— START OF SUPPLIED DATA —
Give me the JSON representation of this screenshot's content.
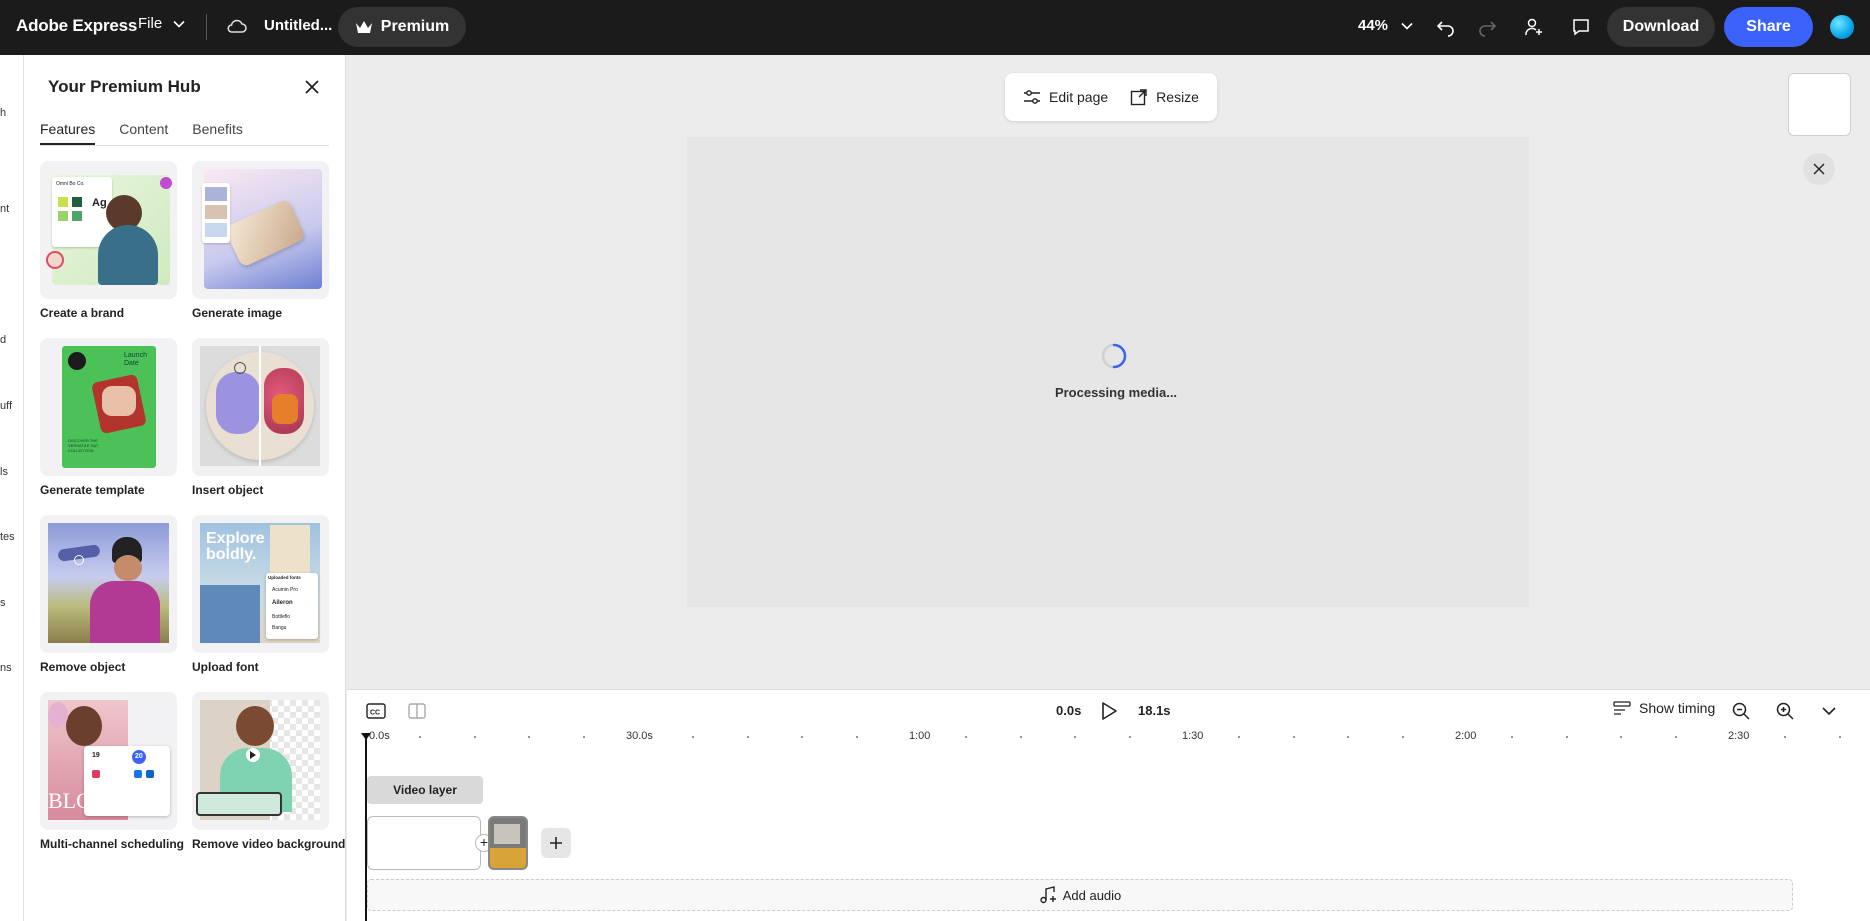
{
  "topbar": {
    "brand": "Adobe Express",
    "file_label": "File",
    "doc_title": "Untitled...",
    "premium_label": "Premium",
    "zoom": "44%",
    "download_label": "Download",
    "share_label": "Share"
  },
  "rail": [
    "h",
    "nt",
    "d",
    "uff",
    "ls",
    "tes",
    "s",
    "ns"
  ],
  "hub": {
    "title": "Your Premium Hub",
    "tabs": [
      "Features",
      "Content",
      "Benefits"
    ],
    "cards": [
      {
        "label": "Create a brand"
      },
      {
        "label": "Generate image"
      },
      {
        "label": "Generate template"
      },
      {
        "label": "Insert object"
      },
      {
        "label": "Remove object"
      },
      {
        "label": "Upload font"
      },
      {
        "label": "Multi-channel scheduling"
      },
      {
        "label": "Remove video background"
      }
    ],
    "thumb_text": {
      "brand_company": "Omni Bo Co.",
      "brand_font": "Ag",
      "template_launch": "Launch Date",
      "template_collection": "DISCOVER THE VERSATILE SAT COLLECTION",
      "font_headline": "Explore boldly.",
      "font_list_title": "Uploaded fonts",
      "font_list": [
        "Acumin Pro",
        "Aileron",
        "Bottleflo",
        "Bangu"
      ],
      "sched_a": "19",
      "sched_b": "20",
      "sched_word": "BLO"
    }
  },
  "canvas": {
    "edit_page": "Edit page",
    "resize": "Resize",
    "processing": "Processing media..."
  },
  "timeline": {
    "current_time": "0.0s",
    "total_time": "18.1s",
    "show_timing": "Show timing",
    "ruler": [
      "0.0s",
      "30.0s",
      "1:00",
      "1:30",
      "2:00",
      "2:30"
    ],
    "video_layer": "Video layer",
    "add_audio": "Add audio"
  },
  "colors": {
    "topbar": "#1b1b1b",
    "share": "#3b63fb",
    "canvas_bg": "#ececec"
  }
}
— END OF SUPPLIED DATA —
Retype everything in the material word for word, minus pictures.

▶ _ANSWER_:
Give me the JSON representation of this screenshot's content.
{
  "topbar": {
    "brand": "Adobe Express",
    "file_label": "File",
    "doc_title": "Untitled...",
    "premium_label": "Premium",
    "zoom": "44%",
    "download_label": "Download",
    "share_label": "Share"
  },
  "rail": [
    "h",
    "nt",
    "d",
    "uff",
    "ls",
    "tes",
    "s",
    "ns"
  ],
  "hub": {
    "title": "Your Premium Hub",
    "tabs": [
      "Features",
      "Content",
      "Benefits"
    ],
    "cards": [
      {
        "label": "Create a brand"
      },
      {
        "label": "Generate image"
      },
      {
        "label": "Generate template"
      },
      {
        "label": "Insert object"
      },
      {
        "label": "Remove object"
      },
      {
        "label": "Upload font"
      },
      {
        "label": "Multi-channel scheduling"
      },
      {
        "label": "Remove video background"
      }
    ],
    "thumb_text": {
      "brand_company": "Omni Bo Co.",
      "brand_font": "Ag",
      "template_launch": "Launch Date",
      "template_collection": "DISCOVER THE VERSATILE SAT COLLECTION",
      "font_headline": "Explore boldly.",
      "font_list_title": "Uploaded fonts",
      "font_list": [
        "Acumin Pro",
        "Aileron",
        "Bottleflo",
        "Bangu"
      ],
      "sched_a": "19",
      "sched_b": "20",
      "sched_word": "BLO"
    }
  },
  "canvas": {
    "edit_page": "Edit page",
    "resize": "Resize",
    "processing": "Processing media..."
  },
  "timeline": {
    "current_time": "0.0s",
    "total_time": "18.1s",
    "show_timing": "Show timing",
    "ruler": [
      "0.0s",
      "30.0s",
      "1:00",
      "1:30",
      "2:00",
      "2:30"
    ],
    "video_layer": "Video layer",
    "add_audio": "Add audio"
  },
  "colors": {
    "topbar": "#1b1b1b",
    "share": "#3b63fb",
    "canvas_bg": "#ececec"
  }
}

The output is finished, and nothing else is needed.